- _Exercise brief_:
Below is some material; transcribe all of it exactly.

########################################

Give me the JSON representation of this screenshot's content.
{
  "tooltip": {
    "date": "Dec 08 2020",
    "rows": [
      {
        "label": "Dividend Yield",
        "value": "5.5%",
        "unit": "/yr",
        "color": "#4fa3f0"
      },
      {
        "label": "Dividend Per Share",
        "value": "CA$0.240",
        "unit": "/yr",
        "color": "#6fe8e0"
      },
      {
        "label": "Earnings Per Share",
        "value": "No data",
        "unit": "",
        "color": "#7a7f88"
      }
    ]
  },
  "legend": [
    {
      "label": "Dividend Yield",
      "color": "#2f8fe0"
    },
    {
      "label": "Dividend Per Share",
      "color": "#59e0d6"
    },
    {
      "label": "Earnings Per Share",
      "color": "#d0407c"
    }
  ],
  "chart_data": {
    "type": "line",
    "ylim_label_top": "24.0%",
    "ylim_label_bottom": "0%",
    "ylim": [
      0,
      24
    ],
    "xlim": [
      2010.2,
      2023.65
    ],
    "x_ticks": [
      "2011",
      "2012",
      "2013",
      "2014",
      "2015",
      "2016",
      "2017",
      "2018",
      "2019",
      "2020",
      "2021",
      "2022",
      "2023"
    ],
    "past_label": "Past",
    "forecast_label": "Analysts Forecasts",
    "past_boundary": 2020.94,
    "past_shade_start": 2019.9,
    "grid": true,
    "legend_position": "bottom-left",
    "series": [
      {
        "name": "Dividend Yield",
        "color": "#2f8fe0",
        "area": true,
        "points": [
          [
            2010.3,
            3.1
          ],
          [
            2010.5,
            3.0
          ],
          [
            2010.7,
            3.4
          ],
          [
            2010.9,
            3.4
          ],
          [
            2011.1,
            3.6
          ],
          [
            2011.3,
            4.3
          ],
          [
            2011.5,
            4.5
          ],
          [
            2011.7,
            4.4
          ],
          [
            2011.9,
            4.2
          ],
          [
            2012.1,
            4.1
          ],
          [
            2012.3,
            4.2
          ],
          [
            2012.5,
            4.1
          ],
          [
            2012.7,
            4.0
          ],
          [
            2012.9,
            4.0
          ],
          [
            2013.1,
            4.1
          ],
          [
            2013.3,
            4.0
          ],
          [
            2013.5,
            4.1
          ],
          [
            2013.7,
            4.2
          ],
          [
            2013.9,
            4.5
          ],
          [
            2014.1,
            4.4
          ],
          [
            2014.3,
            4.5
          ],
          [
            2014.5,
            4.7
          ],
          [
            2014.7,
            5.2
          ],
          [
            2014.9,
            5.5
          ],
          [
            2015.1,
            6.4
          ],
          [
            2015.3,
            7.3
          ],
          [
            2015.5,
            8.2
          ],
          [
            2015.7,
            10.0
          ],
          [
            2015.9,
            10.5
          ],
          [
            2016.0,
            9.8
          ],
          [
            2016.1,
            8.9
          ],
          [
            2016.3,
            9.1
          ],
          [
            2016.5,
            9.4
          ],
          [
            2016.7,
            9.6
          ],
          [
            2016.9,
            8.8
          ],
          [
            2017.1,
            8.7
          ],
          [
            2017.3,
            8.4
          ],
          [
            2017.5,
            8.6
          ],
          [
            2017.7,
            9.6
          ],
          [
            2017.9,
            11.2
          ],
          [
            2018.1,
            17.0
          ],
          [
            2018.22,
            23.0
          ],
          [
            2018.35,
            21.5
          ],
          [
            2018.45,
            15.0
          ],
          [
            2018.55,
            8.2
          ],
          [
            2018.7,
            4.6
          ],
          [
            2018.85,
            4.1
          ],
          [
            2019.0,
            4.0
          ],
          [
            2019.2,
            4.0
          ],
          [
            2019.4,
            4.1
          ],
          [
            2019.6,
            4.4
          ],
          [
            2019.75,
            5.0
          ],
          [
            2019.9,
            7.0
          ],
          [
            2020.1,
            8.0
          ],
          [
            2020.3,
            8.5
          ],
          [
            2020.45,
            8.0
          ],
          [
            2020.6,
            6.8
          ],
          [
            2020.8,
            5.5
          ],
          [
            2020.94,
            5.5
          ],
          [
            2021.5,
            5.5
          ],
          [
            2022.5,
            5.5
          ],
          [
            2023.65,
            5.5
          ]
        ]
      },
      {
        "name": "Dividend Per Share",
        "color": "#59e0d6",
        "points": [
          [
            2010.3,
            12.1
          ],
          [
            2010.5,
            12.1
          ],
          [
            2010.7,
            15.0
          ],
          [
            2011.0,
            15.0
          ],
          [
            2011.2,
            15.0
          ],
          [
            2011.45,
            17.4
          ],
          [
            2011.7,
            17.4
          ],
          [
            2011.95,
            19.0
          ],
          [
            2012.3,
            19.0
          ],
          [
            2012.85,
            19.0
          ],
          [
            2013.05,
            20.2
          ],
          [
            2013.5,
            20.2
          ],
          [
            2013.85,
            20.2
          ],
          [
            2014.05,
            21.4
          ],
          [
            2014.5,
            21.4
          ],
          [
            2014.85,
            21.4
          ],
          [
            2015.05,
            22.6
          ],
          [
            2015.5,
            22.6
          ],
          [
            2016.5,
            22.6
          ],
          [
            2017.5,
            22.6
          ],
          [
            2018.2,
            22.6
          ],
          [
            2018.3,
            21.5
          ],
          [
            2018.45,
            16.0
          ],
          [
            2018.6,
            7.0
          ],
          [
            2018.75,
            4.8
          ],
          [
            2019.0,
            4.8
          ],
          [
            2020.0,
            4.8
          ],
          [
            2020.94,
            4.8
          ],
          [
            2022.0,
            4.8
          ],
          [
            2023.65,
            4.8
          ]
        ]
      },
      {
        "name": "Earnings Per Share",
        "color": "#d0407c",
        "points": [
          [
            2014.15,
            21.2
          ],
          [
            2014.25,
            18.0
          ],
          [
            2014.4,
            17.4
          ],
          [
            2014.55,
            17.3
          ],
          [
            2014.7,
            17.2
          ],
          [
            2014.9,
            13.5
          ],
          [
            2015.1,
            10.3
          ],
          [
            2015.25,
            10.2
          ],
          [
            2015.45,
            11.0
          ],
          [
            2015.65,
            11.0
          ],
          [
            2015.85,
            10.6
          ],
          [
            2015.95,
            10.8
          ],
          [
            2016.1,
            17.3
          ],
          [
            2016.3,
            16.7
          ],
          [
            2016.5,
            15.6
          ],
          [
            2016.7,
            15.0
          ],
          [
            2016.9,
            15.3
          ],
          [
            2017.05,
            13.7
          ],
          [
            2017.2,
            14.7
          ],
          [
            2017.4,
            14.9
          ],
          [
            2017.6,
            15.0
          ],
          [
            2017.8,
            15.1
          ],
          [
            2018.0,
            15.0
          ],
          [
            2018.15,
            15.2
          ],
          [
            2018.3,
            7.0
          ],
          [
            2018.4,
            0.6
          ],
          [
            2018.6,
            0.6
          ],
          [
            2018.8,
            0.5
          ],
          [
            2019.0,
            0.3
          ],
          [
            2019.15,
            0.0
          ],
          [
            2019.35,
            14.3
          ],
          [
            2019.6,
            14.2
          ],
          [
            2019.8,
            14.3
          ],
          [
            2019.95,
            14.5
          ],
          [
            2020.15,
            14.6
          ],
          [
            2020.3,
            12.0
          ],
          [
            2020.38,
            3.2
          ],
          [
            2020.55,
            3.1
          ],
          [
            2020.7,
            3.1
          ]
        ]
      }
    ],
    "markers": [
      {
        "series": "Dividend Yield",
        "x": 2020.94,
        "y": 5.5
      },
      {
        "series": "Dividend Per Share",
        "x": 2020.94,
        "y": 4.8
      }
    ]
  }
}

########################################

- _Response below_:
Give me the JSON representation of this screenshot's content.
{
  "tooltip": {
    "date": "Dec 08 2020",
    "rows": [
      {
        "label": "Dividend Yield",
        "value": "5.5%",
        "unit": "/yr",
        "color": "#4fa3f0"
      },
      {
        "label": "Dividend Per Share",
        "value": "CA$0.240",
        "unit": "/yr",
        "color": "#6fe8e0"
      },
      {
        "label": "Earnings Per Share",
        "value": "No data",
        "unit": "",
        "color": "#7a7f88"
      }
    ]
  },
  "legend": [
    {
      "label": "Dividend Yield",
      "color": "#2f8fe0"
    },
    {
      "label": "Dividend Per Share",
      "color": "#59e0d6"
    },
    {
      "label": "Earnings Per Share",
      "color": "#d0407c"
    }
  ],
  "chart_data": {
    "type": "line",
    "ylim_label_top": "24.0%",
    "ylim_label_bottom": "0%",
    "ylim": [
      0,
      24
    ],
    "xlim": [
      2010.2,
      2023.65
    ],
    "x_ticks": [
      "2011",
      "2012",
      "2013",
      "2014",
      "2015",
      "2016",
      "2017",
      "2018",
      "2019",
      "2020",
      "2021",
      "2022",
      "2023"
    ],
    "past_label": "Past",
    "forecast_label": "Analysts Forecasts",
    "past_boundary": 2020.94,
    "past_shade_start": 2019.9,
    "grid": true,
    "legend_position": "bottom-left",
    "series": [
      {
        "name": "Dividend Yield",
        "color": "#2f8fe0",
        "area": true,
        "points": [
          [
            2010.3,
            3.1
          ],
          [
            2010.5,
            3.0
          ],
          [
            2010.7,
            3.4
          ],
          [
            2010.9,
            3.4
          ],
          [
            2011.1,
            3.6
          ],
          [
            2011.3,
            4.3
          ],
          [
            2011.5,
            4.5
          ],
          [
            2011.7,
            4.4
          ],
          [
            2011.9,
            4.2
          ],
          [
            2012.1,
            4.1
          ],
          [
            2012.3,
            4.2
          ],
          [
            2012.5,
            4.1
          ],
          [
            2012.7,
            4.0
          ],
          [
            2012.9,
            4.0
          ],
          [
            2013.1,
            4.1
          ],
          [
            2013.3,
            4.0
          ],
          [
            2013.5,
            4.1
          ],
          [
            2013.7,
            4.2
          ],
          [
            2013.9,
            4.5
          ],
          [
            2014.1,
            4.4
          ],
          [
            2014.3,
            4.5
          ],
          [
            2014.5,
            4.7
          ],
          [
            2014.7,
            5.2
          ],
          [
            2014.9,
            5.5
          ],
          [
            2015.1,
            6.4
          ],
          [
            2015.3,
            7.3
          ],
          [
            2015.5,
            8.2
          ],
          [
            2015.7,
            10.0
          ],
          [
            2015.9,
            10.5
          ],
          [
            2016.0,
            9.8
          ],
          [
            2016.1,
            8.9
          ],
          [
            2016.3,
            9.1
          ],
          [
            2016.5,
            9.4
          ],
          [
            2016.7,
            9.6
          ],
          [
            2016.9,
            8.8
          ],
          [
            2017.1,
            8.7
          ],
          [
            2017.3,
            8.4
          ],
          [
            2017.5,
            8.6
          ],
          [
            2017.7,
            9.6
          ],
          [
            2017.9,
            11.2
          ],
          [
            2018.1,
            17.0
          ],
          [
            2018.22,
            23.0
          ],
          [
            2018.35,
            21.5
          ],
          [
            2018.45,
            15.0
          ],
          [
            2018.55,
            8.2
          ],
          [
            2018.7,
            4.6
          ],
          [
            2018.85,
            4.1
          ],
          [
            2019.0,
            4.0
          ],
          [
            2019.2,
            4.0
          ],
          [
            2019.4,
            4.1
          ],
          [
            2019.6,
            4.4
          ],
          [
            2019.75,
            5.0
          ],
          [
            2019.9,
            7.0
          ],
          [
            2020.1,
            8.0
          ],
          [
            2020.3,
            8.5
          ],
          [
            2020.45,
            8.0
          ],
          [
            2020.6,
            6.8
          ],
          [
            2020.8,
            5.5
          ],
          [
            2020.94,
            5.5
          ],
          [
            2021.5,
            5.5
          ],
          [
            2022.5,
            5.5
          ],
          [
            2023.65,
            5.5
          ]
        ]
      },
      {
        "name": "Dividend Per Share",
        "color": "#59e0d6",
        "points": [
          [
            2010.3,
            12.1
          ],
          [
            2010.5,
            12.1
          ],
          [
            2010.7,
            15.0
          ],
          [
            2011.0,
            15.0
          ],
          [
            2011.2,
            15.0
          ],
          [
            2011.45,
            17.4
          ],
          [
            2011.7,
            17.4
          ],
          [
            2011.95,
            19.0
          ],
          [
            2012.3,
            19.0
          ],
          [
            2012.85,
            19.0
          ],
          [
            2013.05,
            20.2
          ],
          [
            2013.5,
            20.2
          ],
          [
            2013.85,
            20.2
          ],
          [
            2014.05,
            21.4
          ],
          [
            2014.5,
            21.4
          ],
          [
            2014.85,
            21.4
          ],
          [
            2015.05,
            22.6
          ],
          [
            2015.5,
            22.6
          ],
          [
            2016.5,
            22.6
          ],
          [
            2017.5,
            22.6
          ],
          [
            2018.2,
            22.6
          ],
          [
            2018.3,
            21.5
          ],
          [
            2018.45,
            16.0
          ],
          [
            2018.6,
            7.0
          ],
          [
            2018.75,
            4.8
          ],
          [
            2019.0,
            4.8
          ],
          [
            2020.0,
            4.8
          ],
          [
            2020.94,
            4.8
          ],
          [
            2022.0,
            4.8
          ],
          [
            2023.65,
            4.8
          ]
        ]
      },
      {
        "name": "Earnings Per Share",
        "color": "#d0407c",
        "points": [
          [
            2014.15,
            21.2
          ],
          [
            2014.25,
            18.0
          ],
          [
            2014.4,
            17.4
          ],
          [
            2014.55,
            17.3
          ],
          [
            2014.7,
            17.2
          ],
          [
            2014.9,
            13.5
          ],
          [
            2015.1,
            10.3
          ],
          [
            2015.25,
            10.2
          ],
          [
            2015.45,
            11.0
          ],
          [
            2015.65,
            11.0
          ],
          [
            2015.85,
            10.6
          ],
          [
            2015.95,
            10.8
          ],
          [
            2016.1,
            17.3
          ],
          [
            2016.3,
            16.7
          ],
          [
            2016.5,
            15.6
          ],
          [
            2016.7,
            15.0
          ],
          [
            2016.9,
            15.3
          ],
          [
            2017.05,
            13.7
          ],
          [
            2017.2,
            14.7
          ],
          [
            2017.4,
            14.9
          ],
          [
            2017.6,
            15.0
          ],
          [
            2017.8,
            15.1
          ],
          [
            2018.0,
            15.0
          ],
          [
            2018.15,
            15.2
          ],
          [
            2018.3,
            7.0
          ],
          [
            2018.4,
            0.6
          ],
          [
            2018.6,
            0.6
          ],
          [
            2018.8,
            0.5
          ],
          [
            2019.0,
            0.3
          ],
          [
            2019.15,
            0.0
          ],
          [
            2019.35,
            14.3
          ],
          [
            2019.6,
            14.2
          ],
          [
            2019.8,
            14.3
          ],
          [
            2019.95,
            14.5
          ],
          [
            2020.15,
            14.6
          ],
          [
            2020.3,
            12.0
          ],
          [
            2020.38,
            3.2
          ],
          [
            2020.55,
            3.1
          ],
          [
            2020.7,
            3.1
          ]
        ]
      }
    ],
    "markers": [
      {
        "series": "Dividend Yield",
        "x": 2020.94,
        "y": 5.5
      },
      {
        "series": "Dividend Per Share",
        "x": 2020.94,
        "y": 4.8
      }
    ]
  }
}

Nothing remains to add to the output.